- **GOAL**
Can you quote the records below in full, word for word?

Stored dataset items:

** begin **

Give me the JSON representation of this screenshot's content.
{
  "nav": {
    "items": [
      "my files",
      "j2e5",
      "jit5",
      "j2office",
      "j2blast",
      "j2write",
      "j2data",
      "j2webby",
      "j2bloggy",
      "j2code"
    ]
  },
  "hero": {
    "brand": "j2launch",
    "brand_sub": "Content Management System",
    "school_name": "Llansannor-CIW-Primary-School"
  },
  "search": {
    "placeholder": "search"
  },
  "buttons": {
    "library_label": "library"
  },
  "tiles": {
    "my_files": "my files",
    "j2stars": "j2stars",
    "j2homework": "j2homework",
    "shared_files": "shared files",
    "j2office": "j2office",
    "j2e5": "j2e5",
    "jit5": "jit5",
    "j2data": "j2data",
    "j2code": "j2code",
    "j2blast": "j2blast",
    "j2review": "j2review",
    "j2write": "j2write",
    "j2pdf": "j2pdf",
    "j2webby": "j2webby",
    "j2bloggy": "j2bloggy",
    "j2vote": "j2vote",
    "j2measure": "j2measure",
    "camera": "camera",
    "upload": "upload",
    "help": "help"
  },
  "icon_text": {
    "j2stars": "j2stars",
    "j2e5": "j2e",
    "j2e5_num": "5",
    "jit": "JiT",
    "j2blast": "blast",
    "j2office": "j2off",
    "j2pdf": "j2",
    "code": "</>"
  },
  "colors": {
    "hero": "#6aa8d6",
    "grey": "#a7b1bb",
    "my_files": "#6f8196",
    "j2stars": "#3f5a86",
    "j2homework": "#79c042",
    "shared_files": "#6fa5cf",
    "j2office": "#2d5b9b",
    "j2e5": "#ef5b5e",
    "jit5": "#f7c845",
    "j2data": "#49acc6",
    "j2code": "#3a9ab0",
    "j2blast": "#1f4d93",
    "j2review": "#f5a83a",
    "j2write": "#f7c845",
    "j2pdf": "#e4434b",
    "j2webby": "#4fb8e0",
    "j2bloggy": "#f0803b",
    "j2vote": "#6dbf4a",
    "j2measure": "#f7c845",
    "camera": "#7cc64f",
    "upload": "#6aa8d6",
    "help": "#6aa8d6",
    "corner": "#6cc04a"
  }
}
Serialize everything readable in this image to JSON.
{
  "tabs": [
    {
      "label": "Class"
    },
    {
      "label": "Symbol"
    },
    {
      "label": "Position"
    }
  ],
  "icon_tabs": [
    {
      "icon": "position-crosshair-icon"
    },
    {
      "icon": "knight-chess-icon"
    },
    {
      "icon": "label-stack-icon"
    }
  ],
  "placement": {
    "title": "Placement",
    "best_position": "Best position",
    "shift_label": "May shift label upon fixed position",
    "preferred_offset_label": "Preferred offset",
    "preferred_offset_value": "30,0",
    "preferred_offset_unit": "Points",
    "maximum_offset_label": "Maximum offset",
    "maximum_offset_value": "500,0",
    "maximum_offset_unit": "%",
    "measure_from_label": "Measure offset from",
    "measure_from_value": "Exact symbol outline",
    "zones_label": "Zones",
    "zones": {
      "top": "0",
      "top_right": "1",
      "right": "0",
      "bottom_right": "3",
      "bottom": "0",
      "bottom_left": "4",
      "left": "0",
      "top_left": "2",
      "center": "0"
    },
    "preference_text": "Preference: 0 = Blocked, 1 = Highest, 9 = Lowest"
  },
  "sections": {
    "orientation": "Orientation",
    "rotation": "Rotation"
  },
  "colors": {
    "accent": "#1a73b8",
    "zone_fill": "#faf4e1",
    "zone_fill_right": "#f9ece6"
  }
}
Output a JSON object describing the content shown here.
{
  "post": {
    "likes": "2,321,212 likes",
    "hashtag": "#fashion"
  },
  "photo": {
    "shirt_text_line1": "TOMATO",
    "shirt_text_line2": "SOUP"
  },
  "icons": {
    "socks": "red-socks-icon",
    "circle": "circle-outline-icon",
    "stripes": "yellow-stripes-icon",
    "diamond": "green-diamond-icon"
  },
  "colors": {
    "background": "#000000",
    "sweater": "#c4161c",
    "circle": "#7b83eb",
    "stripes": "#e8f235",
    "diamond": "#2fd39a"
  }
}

** end **

- **TASK SOLUTION**
Give me the JSON representation of this screenshot's content.
{
  "nav": {
    "items": [
      "my files",
      "j2e5",
      "jit5",
      "j2office",
      "j2blast",
      "j2write",
      "j2data",
      "j2webby",
      "j2bloggy",
      "j2code"
    ]
  },
  "hero": {
    "brand": "j2launch",
    "brand_sub": "Content Management System",
    "school_name": "Llansannor-CIW-Primary-School"
  },
  "search": {
    "placeholder": "search"
  },
  "buttons": {
    "library_label": "library"
  },
  "tiles": {
    "my_files": "my files",
    "j2stars": "j2stars",
    "j2homework": "j2homework",
    "shared_files": "shared files",
    "j2office": "j2office",
    "j2e5": "j2e5",
    "jit5": "jit5",
    "j2data": "j2data",
    "j2code": "j2code",
    "j2blast": "j2blast",
    "j2review": "j2review",
    "j2write": "j2write",
    "j2pdf": "j2pdf",
    "j2webby": "j2webby",
    "j2bloggy": "j2bloggy",
    "j2vote": "j2vote",
    "j2measure": "j2measure",
    "camera": "camera",
    "upload": "upload",
    "help": "help"
  },
  "icon_text": {
    "j2stars": "j2stars",
    "j2e5": "j2e",
    "j2e5_num": "5",
    "jit": "JiT",
    "j2blast": "blast",
    "j2office": "j2off",
    "j2pdf": "j2",
    "code": "</>"
  },
  "colors": {
    "hero": "#6aa8d6",
    "grey": "#a7b1bb",
    "my_files": "#6f8196",
    "j2stars": "#3f5a86",
    "j2homework": "#79c042",
    "shared_files": "#6fa5cf",
    "j2office": "#2d5b9b",
    "j2e5": "#ef5b5e",
    "jit5": "#f7c845",
    "j2data": "#49acc6",
    "j2code": "#3a9ab0",
    "j2blast": "#1f4d93",
    "j2review": "#f5a83a",
    "j2write": "#f7c845",
    "j2pdf": "#e4434b",
    "j2webby": "#4fb8e0",
    "j2bloggy": "#f0803b",
    "j2vote": "#6dbf4a",
    "j2measure": "#f7c845",
    "camera": "#7cc64f",
    "upload": "#6aa8d6",
    "help": "#6aa8d6",
    "corner": "#6cc04a"
  }
}
Serialize everything readable in this image to JSON.
{
  "tabs": [
    {
      "label": "Class"
    },
    {
      "label": "Symbol"
    },
    {
      "label": "Position"
    }
  ],
  "icon_tabs": [
    {
      "icon": "position-crosshair-icon"
    },
    {
      "icon": "knight-chess-icon"
    },
    {
      "icon": "label-stack-icon"
    }
  ],
  "placement": {
    "title": "Placement",
    "best_position": "Best position",
    "shift_label": "May shift label upon fixed position",
    "preferred_offset_label": "Preferred offset",
    "preferred_offset_value": "30,0",
    "preferred_offset_unit": "Points",
    "maximum_offset_label": "Maximum offset",
    "maximum_offset_value": "500,0",
    "maximum_offset_unit": "%",
    "measure_from_label": "Measure offset from",
    "measure_from_value": "Exact symbol outline",
    "zones_label": "Zones",
    "zones": {
      "top": "0",
      "top_right": "1",
      "right": "0",
      "bottom_right": "3",
      "bottom": "0",
      "bottom_left": "4",
      "left": "0",
      "top_left": "2",
      "center": "0"
    },
    "preference_text": "Preference: 0 = Blocked, 1 = Highest, 9 = Lowest"
  },
  "sections": {
    "orientation": "Orientation",
    "rotation": "Rotation"
  },
  "colors": {
    "accent": "#1a73b8",
    "zone_fill": "#faf4e1",
    "zone_fill_right": "#f9ece6"
  }
}
Output a JSON object describing the content shown here.
{
  "post": {
    "likes": "2,321,212 likes",
    "hashtag": "#fashion"
  },
  "photo": {
    "shirt_text_line1": "TOMATO",
    "shirt_text_line2": "SOUP"
  },
  "icons": {
    "socks": "red-socks-icon",
    "circle": "circle-outline-icon",
    "stripes": "yellow-stripes-icon",
    "diamond": "green-diamond-icon"
  },
  "colors": {
    "background": "#000000",
    "sweater": "#c4161c",
    "circle": "#7b83eb",
    "stripes": "#e8f235",
    "diamond": "#2fd39a"
  }
}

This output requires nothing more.